*TASK OBJECTIVE*. Extract all data as written.

Stored data entries:
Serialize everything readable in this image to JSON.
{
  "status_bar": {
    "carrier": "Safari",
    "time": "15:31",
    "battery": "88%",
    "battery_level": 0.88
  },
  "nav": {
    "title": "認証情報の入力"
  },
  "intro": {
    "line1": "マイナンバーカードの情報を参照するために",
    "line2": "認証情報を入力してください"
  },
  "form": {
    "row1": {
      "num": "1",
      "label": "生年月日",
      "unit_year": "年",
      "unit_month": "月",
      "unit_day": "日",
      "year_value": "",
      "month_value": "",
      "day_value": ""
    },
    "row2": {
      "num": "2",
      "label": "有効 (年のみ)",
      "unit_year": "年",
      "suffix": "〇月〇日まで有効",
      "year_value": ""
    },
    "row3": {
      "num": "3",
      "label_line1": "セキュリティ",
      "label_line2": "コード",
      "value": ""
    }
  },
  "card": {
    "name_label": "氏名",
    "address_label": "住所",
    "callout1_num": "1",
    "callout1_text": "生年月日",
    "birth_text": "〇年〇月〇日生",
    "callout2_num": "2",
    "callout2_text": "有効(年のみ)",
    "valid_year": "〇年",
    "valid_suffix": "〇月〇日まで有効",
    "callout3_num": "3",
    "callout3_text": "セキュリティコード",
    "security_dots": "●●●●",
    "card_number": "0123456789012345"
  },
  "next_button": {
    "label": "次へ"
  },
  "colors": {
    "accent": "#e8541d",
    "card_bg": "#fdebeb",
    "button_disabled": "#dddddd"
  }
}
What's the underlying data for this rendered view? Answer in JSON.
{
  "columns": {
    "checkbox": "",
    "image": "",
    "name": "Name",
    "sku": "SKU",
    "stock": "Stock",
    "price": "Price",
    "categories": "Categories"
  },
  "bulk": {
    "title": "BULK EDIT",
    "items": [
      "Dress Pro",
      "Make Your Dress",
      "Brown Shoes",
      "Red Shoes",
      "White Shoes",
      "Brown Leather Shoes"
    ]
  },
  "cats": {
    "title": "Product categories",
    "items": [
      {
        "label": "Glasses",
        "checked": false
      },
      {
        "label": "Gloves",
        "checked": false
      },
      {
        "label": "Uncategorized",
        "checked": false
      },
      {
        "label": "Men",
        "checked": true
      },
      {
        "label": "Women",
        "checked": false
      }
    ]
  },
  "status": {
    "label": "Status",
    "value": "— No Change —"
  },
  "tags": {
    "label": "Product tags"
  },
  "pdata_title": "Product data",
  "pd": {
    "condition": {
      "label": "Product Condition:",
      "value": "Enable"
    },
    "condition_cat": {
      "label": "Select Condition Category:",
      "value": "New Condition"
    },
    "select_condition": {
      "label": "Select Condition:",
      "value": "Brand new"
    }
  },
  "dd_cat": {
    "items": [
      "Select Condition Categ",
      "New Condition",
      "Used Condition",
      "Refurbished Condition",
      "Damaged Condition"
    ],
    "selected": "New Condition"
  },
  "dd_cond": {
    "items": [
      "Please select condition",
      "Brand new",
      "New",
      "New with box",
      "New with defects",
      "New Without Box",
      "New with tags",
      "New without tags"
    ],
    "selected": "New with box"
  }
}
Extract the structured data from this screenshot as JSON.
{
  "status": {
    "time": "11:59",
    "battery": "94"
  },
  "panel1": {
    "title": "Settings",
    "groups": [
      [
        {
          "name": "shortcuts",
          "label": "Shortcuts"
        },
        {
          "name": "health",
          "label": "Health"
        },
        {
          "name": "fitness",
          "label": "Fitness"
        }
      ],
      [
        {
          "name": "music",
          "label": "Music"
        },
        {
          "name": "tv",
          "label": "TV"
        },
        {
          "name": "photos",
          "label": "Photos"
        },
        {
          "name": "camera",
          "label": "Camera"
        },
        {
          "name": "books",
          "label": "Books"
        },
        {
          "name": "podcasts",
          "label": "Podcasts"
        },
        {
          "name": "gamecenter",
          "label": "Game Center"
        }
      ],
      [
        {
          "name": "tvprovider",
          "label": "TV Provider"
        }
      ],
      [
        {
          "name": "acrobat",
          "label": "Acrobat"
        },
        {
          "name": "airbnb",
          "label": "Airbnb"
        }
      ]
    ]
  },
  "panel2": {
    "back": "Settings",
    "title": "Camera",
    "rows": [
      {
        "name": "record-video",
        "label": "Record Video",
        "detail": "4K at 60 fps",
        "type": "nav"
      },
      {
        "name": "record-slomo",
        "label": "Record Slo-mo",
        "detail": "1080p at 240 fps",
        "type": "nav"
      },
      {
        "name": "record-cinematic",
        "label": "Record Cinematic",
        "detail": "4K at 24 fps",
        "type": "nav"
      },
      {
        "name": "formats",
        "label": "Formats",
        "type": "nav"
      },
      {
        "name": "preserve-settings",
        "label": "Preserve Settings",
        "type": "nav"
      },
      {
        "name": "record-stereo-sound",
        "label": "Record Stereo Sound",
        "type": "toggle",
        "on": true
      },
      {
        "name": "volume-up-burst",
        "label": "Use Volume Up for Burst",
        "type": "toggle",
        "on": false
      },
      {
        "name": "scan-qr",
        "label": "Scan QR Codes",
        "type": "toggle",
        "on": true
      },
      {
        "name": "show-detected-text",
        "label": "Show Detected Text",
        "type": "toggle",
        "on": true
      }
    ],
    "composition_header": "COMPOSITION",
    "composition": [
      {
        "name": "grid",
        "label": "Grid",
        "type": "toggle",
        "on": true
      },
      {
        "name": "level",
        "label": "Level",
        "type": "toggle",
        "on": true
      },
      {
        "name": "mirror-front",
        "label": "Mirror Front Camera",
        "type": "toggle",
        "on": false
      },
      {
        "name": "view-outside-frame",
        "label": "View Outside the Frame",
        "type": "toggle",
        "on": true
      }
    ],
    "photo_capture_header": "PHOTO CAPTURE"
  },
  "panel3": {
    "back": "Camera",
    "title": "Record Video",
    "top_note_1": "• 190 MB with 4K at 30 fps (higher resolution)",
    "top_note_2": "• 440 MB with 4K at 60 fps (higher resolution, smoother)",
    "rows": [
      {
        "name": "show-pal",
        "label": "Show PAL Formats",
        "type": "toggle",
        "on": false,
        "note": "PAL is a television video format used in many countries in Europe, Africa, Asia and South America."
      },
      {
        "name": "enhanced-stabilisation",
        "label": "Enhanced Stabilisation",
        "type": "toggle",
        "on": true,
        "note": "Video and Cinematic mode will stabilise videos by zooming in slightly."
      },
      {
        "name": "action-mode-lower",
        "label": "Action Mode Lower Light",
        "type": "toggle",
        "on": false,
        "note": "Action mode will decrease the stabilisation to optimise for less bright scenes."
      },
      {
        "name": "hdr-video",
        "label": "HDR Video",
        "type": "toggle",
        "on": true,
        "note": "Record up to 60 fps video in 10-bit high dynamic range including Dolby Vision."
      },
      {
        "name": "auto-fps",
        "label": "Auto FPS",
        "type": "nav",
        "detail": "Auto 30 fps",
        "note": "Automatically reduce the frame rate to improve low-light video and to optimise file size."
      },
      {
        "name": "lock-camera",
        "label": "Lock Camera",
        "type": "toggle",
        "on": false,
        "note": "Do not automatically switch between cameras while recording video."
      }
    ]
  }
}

*OUTPUT BELOW*.
Serialize everything readable in this image to JSON.
{
  "status_bar": {
    "carrier": "Safari",
    "time": "15:31",
    "battery": "88%",
    "battery_level": 0.88
  },
  "nav": {
    "title": "認証情報の入力"
  },
  "intro": {
    "line1": "マイナンバーカードの情報を参照するために",
    "line2": "認証情報を入力してください"
  },
  "form": {
    "row1": {
      "num": "1",
      "label": "生年月日",
      "unit_year": "年",
      "unit_month": "月",
      "unit_day": "日",
      "year_value": "",
      "month_value": "",
      "day_value": ""
    },
    "row2": {
      "num": "2",
      "label": "有効 (年のみ)",
      "unit_year": "年",
      "suffix": "〇月〇日まで有効",
      "year_value": ""
    },
    "row3": {
      "num": "3",
      "label_line1": "セキュリティ",
      "label_line2": "コード",
      "value": ""
    }
  },
  "card": {
    "name_label": "氏名",
    "address_label": "住所",
    "callout1_num": "1",
    "callout1_text": "生年月日",
    "birth_text": "〇年〇月〇日生",
    "callout2_num": "2",
    "callout2_text": "有効(年のみ)",
    "valid_year": "〇年",
    "valid_suffix": "〇月〇日まで有効",
    "callout3_num": "3",
    "callout3_text": "セキュリティコード",
    "security_dots": "●●●●",
    "card_number": "0123456789012345"
  },
  "next_button": {
    "label": "次へ"
  },
  "colors": {
    "accent": "#e8541d",
    "card_bg": "#fdebeb",
    "button_disabled": "#dddddd"
  }
}
What's the underlying data for this rendered view? Answer in JSON.
{
  "columns": {
    "checkbox": "",
    "image": "",
    "name": "Name",
    "sku": "SKU",
    "stock": "Stock",
    "price": "Price",
    "categories": "Categories"
  },
  "bulk": {
    "title": "BULK EDIT",
    "items": [
      "Dress Pro",
      "Make Your Dress",
      "Brown Shoes",
      "Red Shoes",
      "White Shoes",
      "Brown Leather Shoes"
    ]
  },
  "cats": {
    "title": "Product categories",
    "items": [
      {
        "label": "Glasses",
        "checked": false
      },
      {
        "label": "Gloves",
        "checked": false
      },
      {
        "label": "Uncategorized",
        "checked": false
      },
      {
        "label": "Men",
        "checked": true
      },
      {
        "label": "Women",
        "checked": false
      }
    ]
  },
  "status": {
    "label": "Status",
    "value": "— No Change —"
  },
  "tags": {
    "label": "Product tags"
  },
  "pdata_title": "Product data",
  "pd": {
    "condition": {
      "label": "Product Condition:",
      "value": "Enable"
    },
    "condition_cat": {
      "label": "Select Condition Category:",
      "value": "New Condition"
    },
    "select_condition": {
      "label": "Select Condition:",
      "value": "Brand new"
    }
  },
  "dd_cat": {
    "items": [
      "Select Condition Categ",
      "New Condition",
      "Used Condition",
      "Refurbished Condition",
      "Damaged Condition"
    ],
    "selected": "New Condition"
  },
  "dd_cond": {
    "items": [
      "Please select condition",
      "Brand new",
      "New",
      "New with box",
      "New with defects",
      "New Without Box",
      "New with tags",
      "New without tags"
    ],
    "selected": "New with box"
  }
}
Extract the structured data from this screenshot as JSON.
{
  "status": {
    "time": "11:59",
    "battery": "94"
  },
  "panel1": {
    "title": "Settings",
    "groups": [
      [
        {
          "name": "shortcuts",
          "label": "Shortcuts"
        },
        {
          "name": "health",
          "label": "Health"
        },
        {
          "name": "fitness",
          "label": "Fitness"
        }
      ],
      [
        {
          "name": "music",
          "label": "Music"
        },
        {
          "name": "tv",
          "label": "TV"
        },
        {
          "name": "photos",
          "label": "Photos"
        },
        {
          "name": "camera",
          "label": "Camera"
        },
        {
          "name": "books",
          "label": "Books"
        },
        {
          "name": "podcasts",
          "label": "Podcasts"
        },
        {
          "name": "gamecenter",
          "label": "Game Center"
        }
      ],
      [
        {
          "name": "tvprovider",
          "label": "TV Provider"
        }
      ],
      [
        {
          "name": "acrobat",
          "label": "Acrobat"
        },
        {
          "name": "airbnb",
          "label": "Airbnb"
        }
      ]
    ]
  },
  "panel2": {
    "back": "Settings",
    "title": "Camera",
    "rows": [
      {
        "name": "record-video",
        "label": "Record Video",
        "detail": "4K at 60 fps",
        "type": "nav"
      },
      {
        "name": "record-slomo",
        "label": "Record Slo-mo",
        "detail": "1080p at 240 fps",
        "type": "nav"
      },
      {
        "name": "record-cinematic",
        "label": "Record Cinematic",
        "detail": "4K at 24 fps",
        "type": "nav"
      },
      {
        "name": "formats",
        "label": "Formats",
        "type": "nav"
      },
      {
        "name": "preserve-settings",
        "label": "Preserve Settings",
        "type": "nav"
      },
      {
        "name": "record-stereo-sound",
        "label": "Record Stereo Sound",
        "type": "toggle",
        "on": true
      },
      {
        "name": "volume-up-burst",
        "label": "Use Volume Up for Burst",
        "type": "toggle",
        "on": false
      },
      {
        "name": "scan-qr",
        "label": "Scan QR Codes",
        "type": "toggle",
        "on": true
      },
      {
        "name": "show-detected-text",
        "label": "Show Detected Text",
        "type": "toggle",
        "on": true
      }
    ],
    "composition_header": "COMPOSITION",
    "composition": [
      {
        "name": "grid",
        "label": "Grid",
        "type": "toggle",
        "on": true
      },
      {
        "name": "level",
        "label": "Level",
        "type": "toggle",
        "on": true
      },
      {
        "name": "mirror-front",
        "label": "Mirror Front Camera",
        "type": "toggle",
        "on": false
      },
      {
        "name": "view-outside-frame",
        "label": "View Outside the Frame",
        "type": "toggle",
        "on": true
      }
    ],
    "photo_capture_header": "PHOTO CAPTURE"
  },
  "panel3": {
    "back": "Camera",
    "title": "Record Video",
    "top_note_1": "• 190 MB with 4K at 30 fps (higher resolution)",
    "top_note_2": "• 440 MB with 4K at 60 fps (higher resolution, smoother)",
    "rows": [
      {
        "name": "show-pal",
        "label": "Show PAL Formats",
        "type": "toggle",
        "on": false,
        "note": "PAL is a television video format used in many countries in Europe, Africa, Asia and South America."
      },
      {
        "name": "enhanced-stabilisation",
        "label": "Enhanced Stabilisation",
        "type": "toggle",
        "on": true,
        "note": "Video and Cinematic mode will stabilise videos by zooming in slightly."
      },
      {
        "name": "action-mode-lower",
        "label": "Action Mode Lower Light",
        "type": "toggle",
        "on": false,
        "note": "Action mode will decrease the stabilisation to optimise for less bright scenes."
      },
      {
        "name": "hdr-video",
        "label": "HDR Video",
        "type": "toggle",
        "on": true,
        "note": "Record up to 60 fps video in 10-bit high dynamic range including Dolby Vision."
      },
      {
        "name": "auto-fps",
        "label": "Auto FPS",
        "type": "nav",
        "detail": "Auto 30 fps",
        "note": "Automatically reduce the frame rate to improve low-light video and to optimise file size."
      },
      {
        "name": "lock-camera",
        "label": "Lock Camera",
        "type": "toggle",
        "on": false,
        "note": "Do not automatically switch between cameras while recording video."
      }
    ]
  }
}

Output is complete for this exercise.